Keep the pictures out of the copy and print all the entries below exactly.

··· The records

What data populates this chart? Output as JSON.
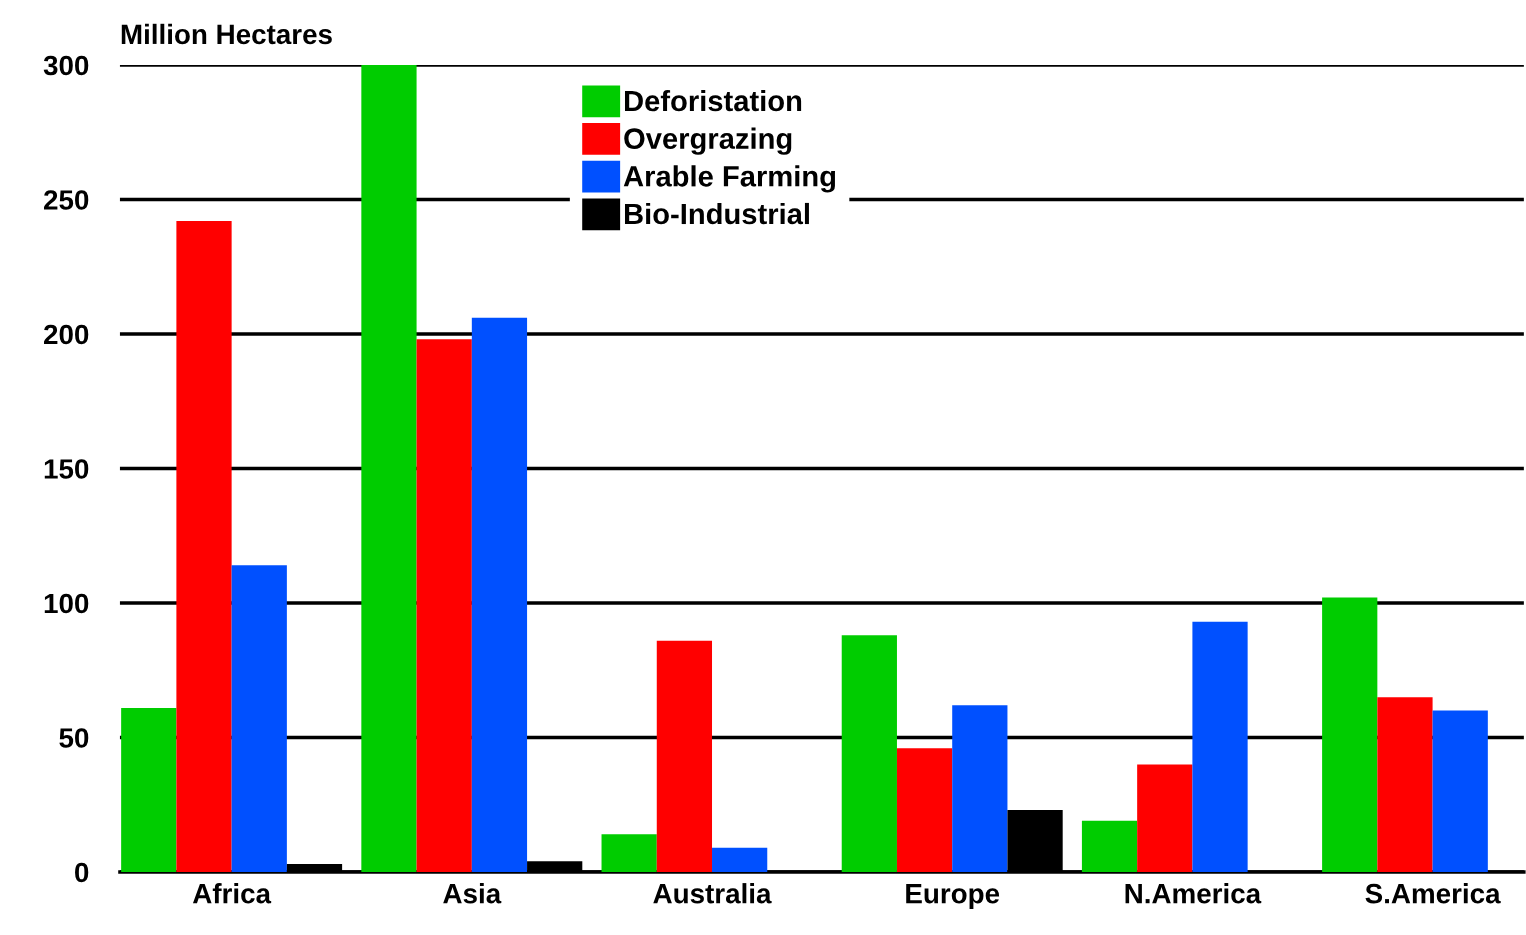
{
  "chart_data": {
    "type": "bar",
    "ylabel": "Million Hectares",
    "categories": [
      "Africa",
      "Asia",
      "Australia",
      "Europe",
      "N.America",
      "S.America"
    ],
    "series": [
      {
        "name": "Deforistation",
        "color": "#00cc00",
        "values": [
          61,
          300,
          14,
          88,
          19,
          102
        ]
      },
      {
        "name": "Overgrazing",
        "color": "#ff0000",
        "values": [
          242,
          198,
          86,
          46,
          40,
          65
        ]
      },
      {
        "name": "Arable Farming",
        "color": "#0050ff",
        "values": [
          114,
          206,
          9,
          62,
          93,
          60
        ]
      },
      {
        "name": "Bio-Industrial",
        "color": "#000000",
        "values": [
          3,
          4,
          null,
          23,
          null,
          null
        ]
      }
    ],
    "ylim": [
      0,
      300
    ],
    "yticks": [
      0,
      50,
      100,
      150,
      200,
      250,
      300
    ],
    "grid": "y",
    "legend": "top"
  }
}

······

Result >>
What data populates this chart? Output as JSON.
{
  "chart_data": {
    "type": "bar",
    "ylabel": "Million Hectares",
    "categories": [
      "Africa",
      "Asia",
      "Australia",
      "Europe",
      "N.America",
      "S.America"
    ],
    "series": [
      {
        "name": "Deforistation",
        "color": "#00cc00",
        "values": [
          61,
          300,
          14,
          88,
          19,
          102
        ]
      },
      {
        "name": "Overgrazing",
        "color": "#ff0000",
        "values": [
          242,
          198,
          86,
          46,
          40,
          65
        ]
      },
      {
        "name": "Arable Farming",
        "color": "#0050ff",
        "values": [
          114,
          206,
          9,
          62,
          93,
          60
        ]
      },
      {
        "name": "Bio-Industrial",
        "color": "#000000",
        "values": [
          3,
          4,
          null,
          23,
          null,
          null
        ]
      }
    ],
    "ylim": [
      0,
      300
    ],
    "yticks": [
      0,
      50,
      100,
      150,
      200,
      250,
      300
    ],
    "grid": "y",
    "legend": "top"
  }
}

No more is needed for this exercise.